▸ **Task description**:
Where a line contains the word "valve", copy that line in full.

((

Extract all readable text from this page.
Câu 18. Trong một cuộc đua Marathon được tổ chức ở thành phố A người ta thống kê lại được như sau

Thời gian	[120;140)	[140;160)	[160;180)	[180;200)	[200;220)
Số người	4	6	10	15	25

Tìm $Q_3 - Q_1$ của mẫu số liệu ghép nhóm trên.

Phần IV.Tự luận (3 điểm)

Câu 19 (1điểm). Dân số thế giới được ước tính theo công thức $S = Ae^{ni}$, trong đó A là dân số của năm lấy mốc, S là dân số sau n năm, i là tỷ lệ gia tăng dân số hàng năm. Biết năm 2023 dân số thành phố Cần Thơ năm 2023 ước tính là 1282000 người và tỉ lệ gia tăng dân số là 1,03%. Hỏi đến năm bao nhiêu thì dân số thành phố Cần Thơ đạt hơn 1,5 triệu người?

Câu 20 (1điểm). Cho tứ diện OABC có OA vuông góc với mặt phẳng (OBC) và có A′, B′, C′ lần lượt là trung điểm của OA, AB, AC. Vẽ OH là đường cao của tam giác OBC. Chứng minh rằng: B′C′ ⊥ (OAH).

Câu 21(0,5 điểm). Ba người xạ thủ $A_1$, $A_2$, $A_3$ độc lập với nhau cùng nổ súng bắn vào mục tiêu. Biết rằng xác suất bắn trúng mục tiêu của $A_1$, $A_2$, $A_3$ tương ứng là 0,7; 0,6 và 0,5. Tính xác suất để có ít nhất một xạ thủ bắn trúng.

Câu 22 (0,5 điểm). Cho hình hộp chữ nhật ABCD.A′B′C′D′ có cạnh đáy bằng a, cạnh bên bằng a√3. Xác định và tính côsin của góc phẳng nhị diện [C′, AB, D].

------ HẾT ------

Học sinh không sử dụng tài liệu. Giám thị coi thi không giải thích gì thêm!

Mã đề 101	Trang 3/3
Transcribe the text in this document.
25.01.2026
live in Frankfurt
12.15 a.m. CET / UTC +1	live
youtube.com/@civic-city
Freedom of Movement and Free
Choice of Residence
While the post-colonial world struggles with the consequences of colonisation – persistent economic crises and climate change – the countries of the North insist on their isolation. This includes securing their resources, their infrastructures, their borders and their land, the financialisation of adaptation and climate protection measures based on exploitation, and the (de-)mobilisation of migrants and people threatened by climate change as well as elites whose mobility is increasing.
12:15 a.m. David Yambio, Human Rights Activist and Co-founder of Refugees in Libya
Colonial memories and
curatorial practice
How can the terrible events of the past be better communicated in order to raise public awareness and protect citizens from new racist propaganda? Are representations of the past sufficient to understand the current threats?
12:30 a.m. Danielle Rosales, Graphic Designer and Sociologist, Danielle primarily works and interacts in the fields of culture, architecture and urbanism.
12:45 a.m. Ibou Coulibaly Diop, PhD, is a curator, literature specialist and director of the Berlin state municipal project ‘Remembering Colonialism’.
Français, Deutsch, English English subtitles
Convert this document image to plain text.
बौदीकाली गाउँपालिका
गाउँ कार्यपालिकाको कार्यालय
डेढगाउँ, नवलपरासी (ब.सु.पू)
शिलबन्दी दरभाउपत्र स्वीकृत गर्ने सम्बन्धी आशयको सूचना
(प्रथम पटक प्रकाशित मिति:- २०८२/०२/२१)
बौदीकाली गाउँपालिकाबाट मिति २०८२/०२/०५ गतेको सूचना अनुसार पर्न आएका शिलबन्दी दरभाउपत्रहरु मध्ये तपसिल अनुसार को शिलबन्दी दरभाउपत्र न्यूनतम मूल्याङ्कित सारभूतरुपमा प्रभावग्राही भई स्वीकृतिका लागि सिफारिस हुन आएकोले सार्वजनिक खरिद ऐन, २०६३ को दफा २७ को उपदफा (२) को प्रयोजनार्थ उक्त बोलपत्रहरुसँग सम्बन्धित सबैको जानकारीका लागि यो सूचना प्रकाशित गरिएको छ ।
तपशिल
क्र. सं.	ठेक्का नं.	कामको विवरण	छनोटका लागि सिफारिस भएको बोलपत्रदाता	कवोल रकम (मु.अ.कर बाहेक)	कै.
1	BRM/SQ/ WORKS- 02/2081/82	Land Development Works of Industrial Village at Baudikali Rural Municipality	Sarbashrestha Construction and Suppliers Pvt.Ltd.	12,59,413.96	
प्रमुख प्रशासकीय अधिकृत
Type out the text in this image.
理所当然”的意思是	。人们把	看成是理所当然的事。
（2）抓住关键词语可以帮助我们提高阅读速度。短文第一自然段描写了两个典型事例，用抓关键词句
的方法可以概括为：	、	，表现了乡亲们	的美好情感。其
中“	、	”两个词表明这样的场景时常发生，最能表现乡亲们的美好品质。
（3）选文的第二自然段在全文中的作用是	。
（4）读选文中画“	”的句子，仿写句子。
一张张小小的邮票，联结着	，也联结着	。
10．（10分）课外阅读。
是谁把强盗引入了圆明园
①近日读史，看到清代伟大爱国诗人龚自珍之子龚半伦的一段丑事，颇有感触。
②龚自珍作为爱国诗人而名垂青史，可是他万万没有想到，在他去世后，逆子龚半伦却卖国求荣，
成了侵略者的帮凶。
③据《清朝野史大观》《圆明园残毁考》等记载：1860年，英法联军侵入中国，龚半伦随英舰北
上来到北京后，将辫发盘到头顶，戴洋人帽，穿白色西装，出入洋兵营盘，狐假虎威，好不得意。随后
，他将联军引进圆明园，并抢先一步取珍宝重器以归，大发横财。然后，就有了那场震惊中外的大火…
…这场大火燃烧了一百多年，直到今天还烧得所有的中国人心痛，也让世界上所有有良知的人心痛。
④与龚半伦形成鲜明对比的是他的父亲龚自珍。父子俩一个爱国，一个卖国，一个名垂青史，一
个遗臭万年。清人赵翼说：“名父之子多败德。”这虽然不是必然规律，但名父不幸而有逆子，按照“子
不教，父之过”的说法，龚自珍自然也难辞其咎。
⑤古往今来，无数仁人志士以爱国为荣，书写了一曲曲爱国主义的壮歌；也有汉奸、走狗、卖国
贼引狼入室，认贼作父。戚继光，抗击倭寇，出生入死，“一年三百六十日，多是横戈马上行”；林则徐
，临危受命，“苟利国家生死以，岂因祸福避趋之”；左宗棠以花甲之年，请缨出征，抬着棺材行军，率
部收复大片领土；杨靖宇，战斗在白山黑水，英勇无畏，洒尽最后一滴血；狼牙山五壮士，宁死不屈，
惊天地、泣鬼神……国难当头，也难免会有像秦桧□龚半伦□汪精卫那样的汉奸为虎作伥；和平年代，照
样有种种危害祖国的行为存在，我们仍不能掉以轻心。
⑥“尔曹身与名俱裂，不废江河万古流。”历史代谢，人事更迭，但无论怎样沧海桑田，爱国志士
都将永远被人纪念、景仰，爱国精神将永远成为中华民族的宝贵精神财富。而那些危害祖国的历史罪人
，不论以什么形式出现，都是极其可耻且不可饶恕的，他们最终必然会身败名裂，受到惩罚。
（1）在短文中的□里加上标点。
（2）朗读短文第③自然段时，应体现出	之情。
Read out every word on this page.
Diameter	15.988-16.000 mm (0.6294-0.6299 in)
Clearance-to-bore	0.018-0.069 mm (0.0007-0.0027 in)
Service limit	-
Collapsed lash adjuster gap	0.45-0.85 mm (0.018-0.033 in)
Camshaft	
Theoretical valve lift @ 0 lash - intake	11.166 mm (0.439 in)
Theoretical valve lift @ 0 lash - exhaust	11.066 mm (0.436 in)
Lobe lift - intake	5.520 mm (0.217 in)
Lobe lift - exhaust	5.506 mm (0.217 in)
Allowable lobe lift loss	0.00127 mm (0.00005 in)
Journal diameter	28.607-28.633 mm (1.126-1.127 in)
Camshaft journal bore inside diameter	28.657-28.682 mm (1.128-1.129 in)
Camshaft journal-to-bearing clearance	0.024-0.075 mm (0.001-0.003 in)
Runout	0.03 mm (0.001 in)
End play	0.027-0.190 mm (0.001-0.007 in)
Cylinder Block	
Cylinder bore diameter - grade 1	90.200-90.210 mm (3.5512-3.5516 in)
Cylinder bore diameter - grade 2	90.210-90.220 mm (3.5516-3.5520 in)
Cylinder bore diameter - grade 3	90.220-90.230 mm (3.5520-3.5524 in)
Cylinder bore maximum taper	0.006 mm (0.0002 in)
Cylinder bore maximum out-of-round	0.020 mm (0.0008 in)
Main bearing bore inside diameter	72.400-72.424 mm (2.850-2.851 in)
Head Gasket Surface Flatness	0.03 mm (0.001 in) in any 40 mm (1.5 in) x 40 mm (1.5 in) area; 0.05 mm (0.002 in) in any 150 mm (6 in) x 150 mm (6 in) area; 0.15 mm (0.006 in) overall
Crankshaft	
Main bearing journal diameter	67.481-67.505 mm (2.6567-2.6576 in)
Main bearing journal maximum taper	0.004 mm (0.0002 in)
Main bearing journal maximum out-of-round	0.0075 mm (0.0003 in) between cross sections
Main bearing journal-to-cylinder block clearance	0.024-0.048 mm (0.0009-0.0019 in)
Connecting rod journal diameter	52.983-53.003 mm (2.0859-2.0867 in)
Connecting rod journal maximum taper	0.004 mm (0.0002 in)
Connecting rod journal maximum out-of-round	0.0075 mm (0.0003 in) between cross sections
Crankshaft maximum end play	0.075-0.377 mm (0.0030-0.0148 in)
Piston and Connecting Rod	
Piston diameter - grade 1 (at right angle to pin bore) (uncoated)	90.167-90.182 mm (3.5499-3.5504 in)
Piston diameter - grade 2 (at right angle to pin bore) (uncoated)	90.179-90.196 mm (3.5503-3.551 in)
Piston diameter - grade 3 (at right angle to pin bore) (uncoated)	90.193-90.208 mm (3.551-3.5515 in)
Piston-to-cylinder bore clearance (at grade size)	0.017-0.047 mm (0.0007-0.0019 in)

))

▸ **Solution to this exercise**:
Theoretical valve lift @ 0 lash - intake	11.166 mm (0.439 in)
Theoretical valve lift @ 0 lash - exhaust	11.066 mm (0.436 in)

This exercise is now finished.